======== GIVEN INFORMATION ========
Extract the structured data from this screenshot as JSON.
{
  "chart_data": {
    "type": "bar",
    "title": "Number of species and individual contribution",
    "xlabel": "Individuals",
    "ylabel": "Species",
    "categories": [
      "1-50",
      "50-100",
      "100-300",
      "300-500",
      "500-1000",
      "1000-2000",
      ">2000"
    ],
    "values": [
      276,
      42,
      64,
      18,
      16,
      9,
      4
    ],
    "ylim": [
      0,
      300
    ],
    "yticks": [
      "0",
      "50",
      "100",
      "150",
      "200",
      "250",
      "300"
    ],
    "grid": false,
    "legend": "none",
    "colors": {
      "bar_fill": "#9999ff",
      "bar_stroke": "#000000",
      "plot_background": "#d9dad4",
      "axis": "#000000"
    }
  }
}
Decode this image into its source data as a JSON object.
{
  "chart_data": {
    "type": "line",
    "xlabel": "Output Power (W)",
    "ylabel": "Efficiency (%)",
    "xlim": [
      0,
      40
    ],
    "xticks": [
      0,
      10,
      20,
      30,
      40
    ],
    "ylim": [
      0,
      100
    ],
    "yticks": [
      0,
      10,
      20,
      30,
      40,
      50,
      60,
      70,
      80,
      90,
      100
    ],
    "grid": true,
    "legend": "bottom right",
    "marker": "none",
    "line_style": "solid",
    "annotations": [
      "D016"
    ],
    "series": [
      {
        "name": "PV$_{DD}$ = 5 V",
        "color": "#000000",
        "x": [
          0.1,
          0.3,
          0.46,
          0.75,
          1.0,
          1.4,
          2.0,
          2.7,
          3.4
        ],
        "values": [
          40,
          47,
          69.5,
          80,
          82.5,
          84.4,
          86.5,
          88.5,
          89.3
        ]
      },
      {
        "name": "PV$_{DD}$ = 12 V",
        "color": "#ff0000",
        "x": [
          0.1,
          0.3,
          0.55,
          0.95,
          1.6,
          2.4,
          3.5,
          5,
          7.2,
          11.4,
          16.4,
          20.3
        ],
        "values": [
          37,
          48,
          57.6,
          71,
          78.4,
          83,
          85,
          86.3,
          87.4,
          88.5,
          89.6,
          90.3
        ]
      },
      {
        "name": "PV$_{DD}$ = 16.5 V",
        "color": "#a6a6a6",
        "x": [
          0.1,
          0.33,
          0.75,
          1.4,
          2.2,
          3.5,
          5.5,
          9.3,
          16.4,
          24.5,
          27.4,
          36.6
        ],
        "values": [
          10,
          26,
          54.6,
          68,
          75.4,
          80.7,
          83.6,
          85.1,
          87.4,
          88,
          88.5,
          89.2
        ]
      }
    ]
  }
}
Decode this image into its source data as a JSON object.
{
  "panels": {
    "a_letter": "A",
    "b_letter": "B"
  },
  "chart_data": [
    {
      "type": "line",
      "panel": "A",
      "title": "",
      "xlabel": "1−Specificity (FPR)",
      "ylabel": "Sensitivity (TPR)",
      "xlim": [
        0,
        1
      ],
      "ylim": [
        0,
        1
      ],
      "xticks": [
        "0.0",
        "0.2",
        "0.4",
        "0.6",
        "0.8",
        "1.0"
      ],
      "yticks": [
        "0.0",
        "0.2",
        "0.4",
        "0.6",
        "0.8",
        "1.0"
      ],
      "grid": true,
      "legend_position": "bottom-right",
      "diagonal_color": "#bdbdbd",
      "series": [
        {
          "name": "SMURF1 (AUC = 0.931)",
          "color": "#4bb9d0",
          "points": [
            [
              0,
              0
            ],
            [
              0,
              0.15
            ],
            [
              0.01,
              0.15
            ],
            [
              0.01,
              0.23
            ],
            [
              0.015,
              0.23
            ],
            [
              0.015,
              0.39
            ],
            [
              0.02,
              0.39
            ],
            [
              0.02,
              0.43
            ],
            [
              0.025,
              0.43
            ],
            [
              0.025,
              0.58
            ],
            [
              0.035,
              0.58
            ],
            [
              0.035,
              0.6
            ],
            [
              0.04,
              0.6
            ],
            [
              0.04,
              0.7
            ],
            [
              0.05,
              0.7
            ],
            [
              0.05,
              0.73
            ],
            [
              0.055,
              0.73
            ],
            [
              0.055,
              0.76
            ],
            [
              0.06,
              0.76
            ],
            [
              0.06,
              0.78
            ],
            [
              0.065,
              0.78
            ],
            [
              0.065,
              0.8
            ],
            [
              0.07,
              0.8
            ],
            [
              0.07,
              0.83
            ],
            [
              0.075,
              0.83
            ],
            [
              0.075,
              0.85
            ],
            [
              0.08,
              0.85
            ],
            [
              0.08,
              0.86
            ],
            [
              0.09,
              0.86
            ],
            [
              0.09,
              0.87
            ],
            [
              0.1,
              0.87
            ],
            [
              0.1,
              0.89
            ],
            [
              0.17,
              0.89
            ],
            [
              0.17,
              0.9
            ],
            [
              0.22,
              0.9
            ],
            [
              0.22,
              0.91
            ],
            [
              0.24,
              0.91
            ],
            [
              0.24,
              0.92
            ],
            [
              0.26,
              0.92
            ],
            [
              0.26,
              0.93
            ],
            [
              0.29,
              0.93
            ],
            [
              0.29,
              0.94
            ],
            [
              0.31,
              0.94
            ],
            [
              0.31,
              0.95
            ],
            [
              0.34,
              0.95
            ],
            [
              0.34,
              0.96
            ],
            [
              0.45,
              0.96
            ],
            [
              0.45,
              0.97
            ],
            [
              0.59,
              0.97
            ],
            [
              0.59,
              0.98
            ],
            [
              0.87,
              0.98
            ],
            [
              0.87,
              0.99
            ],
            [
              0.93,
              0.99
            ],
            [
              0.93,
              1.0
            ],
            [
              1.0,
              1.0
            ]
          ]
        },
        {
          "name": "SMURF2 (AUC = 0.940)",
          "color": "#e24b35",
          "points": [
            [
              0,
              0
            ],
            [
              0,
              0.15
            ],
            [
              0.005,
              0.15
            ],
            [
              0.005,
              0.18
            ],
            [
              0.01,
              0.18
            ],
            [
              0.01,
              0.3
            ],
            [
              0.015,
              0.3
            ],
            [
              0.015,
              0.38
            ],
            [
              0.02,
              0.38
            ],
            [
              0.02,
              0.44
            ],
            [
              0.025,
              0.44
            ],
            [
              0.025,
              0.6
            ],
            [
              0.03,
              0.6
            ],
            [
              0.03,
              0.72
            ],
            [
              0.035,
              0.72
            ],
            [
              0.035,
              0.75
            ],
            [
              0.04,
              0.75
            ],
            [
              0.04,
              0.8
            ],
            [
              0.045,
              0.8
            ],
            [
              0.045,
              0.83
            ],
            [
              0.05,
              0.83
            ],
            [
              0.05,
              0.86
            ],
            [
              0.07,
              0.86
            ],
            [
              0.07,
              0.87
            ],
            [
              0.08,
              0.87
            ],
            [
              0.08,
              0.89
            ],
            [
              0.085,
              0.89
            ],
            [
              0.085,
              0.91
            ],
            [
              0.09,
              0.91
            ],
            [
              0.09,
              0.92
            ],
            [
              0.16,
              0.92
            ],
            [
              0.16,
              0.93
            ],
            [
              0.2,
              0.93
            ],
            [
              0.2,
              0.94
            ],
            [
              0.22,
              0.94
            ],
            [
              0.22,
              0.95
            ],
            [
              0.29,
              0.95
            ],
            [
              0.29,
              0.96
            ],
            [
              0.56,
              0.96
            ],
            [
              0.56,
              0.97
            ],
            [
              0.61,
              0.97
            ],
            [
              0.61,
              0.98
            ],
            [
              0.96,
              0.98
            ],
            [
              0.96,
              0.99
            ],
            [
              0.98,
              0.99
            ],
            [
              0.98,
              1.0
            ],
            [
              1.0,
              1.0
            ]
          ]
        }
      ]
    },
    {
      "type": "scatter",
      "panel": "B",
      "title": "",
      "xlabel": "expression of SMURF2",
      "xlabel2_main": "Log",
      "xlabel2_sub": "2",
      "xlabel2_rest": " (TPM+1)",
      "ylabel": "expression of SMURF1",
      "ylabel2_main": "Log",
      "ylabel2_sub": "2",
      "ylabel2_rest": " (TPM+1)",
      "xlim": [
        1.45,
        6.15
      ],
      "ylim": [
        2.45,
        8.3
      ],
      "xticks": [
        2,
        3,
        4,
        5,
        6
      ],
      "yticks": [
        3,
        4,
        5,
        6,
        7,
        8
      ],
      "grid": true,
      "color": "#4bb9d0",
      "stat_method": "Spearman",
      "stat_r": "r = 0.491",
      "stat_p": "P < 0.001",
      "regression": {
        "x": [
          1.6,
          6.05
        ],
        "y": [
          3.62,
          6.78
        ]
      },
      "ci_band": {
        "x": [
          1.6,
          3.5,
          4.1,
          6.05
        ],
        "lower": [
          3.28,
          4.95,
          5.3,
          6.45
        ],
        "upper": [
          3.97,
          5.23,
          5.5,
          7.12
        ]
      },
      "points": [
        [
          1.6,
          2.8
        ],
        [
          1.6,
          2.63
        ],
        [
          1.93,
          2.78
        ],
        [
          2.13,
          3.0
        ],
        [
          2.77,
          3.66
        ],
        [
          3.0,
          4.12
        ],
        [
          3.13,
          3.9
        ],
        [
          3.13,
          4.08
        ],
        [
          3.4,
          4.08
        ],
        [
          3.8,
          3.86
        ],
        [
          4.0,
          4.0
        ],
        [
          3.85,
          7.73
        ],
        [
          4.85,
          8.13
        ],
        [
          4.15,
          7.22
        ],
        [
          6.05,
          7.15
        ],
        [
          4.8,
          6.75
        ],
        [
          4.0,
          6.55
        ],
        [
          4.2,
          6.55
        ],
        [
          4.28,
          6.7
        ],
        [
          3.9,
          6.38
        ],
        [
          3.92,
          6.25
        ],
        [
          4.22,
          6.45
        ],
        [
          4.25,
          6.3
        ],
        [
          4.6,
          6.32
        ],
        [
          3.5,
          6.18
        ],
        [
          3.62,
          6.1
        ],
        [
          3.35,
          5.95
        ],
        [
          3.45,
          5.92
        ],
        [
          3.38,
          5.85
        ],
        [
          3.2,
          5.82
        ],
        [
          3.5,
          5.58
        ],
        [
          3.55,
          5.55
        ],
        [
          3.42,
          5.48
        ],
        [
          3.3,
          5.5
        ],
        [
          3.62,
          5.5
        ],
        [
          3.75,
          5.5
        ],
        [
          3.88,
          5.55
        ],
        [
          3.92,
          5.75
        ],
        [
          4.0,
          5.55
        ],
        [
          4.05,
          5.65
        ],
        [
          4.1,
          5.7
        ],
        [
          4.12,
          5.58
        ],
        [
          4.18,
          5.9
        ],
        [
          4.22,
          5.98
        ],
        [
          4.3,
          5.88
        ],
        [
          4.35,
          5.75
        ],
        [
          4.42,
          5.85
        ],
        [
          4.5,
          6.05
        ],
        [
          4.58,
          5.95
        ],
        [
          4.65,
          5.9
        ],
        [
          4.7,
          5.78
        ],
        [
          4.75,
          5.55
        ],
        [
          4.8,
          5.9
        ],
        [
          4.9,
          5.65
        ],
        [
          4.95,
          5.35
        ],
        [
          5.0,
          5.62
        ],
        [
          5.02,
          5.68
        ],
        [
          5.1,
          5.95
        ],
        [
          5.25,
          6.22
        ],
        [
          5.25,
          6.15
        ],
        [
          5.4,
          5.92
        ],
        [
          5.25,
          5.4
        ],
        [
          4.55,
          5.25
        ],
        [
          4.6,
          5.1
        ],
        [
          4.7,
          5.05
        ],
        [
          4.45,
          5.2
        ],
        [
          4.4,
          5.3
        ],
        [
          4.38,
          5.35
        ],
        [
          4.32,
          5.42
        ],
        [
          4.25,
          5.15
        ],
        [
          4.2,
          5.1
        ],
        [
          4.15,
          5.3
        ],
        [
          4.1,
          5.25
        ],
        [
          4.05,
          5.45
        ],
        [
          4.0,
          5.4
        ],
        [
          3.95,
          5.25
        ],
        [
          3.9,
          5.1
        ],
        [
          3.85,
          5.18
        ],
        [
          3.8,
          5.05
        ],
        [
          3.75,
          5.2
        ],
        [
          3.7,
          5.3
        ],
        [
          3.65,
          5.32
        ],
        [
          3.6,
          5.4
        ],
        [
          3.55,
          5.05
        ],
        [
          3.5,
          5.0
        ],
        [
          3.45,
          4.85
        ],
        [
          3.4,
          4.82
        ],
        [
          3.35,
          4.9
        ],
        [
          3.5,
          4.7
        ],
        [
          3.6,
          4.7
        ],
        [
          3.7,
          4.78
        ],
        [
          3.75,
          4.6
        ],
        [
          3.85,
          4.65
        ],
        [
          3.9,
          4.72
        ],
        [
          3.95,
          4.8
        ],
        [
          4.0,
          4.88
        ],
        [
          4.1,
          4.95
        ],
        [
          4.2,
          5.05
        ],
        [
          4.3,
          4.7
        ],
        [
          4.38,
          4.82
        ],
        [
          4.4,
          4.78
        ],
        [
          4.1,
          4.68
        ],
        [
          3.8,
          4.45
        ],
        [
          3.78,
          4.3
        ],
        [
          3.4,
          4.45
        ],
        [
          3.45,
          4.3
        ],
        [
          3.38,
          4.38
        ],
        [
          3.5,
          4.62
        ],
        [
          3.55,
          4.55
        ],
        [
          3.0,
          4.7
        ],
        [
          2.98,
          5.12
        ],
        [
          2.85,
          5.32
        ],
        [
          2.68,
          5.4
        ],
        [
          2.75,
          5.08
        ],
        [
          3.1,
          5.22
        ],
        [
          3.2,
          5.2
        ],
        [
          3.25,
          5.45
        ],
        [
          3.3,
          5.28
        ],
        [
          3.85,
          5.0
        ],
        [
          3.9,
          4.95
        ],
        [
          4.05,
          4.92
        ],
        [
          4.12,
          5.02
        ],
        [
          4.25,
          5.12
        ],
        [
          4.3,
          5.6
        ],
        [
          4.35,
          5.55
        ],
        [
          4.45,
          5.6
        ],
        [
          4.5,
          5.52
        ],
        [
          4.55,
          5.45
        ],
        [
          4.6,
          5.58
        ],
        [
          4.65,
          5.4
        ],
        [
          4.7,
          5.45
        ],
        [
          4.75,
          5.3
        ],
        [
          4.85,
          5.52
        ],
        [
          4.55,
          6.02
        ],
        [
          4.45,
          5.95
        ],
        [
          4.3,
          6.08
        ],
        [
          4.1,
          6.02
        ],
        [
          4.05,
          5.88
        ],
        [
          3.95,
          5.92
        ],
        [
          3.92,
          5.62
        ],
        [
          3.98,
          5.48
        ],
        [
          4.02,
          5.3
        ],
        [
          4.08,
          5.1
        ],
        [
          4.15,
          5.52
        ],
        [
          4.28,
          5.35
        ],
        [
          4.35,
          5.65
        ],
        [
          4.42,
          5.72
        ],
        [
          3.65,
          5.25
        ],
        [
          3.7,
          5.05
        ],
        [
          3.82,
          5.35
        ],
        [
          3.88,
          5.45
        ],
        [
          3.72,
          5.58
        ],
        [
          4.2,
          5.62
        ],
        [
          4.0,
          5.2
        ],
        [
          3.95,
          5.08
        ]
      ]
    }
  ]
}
========
■ **WRITTEN TASK**:
Extract all lines from the material above that include the word "right".

■ **RESULT BELOW**:
    "legend": "bottom right",
      "legend_position": "bottom-right",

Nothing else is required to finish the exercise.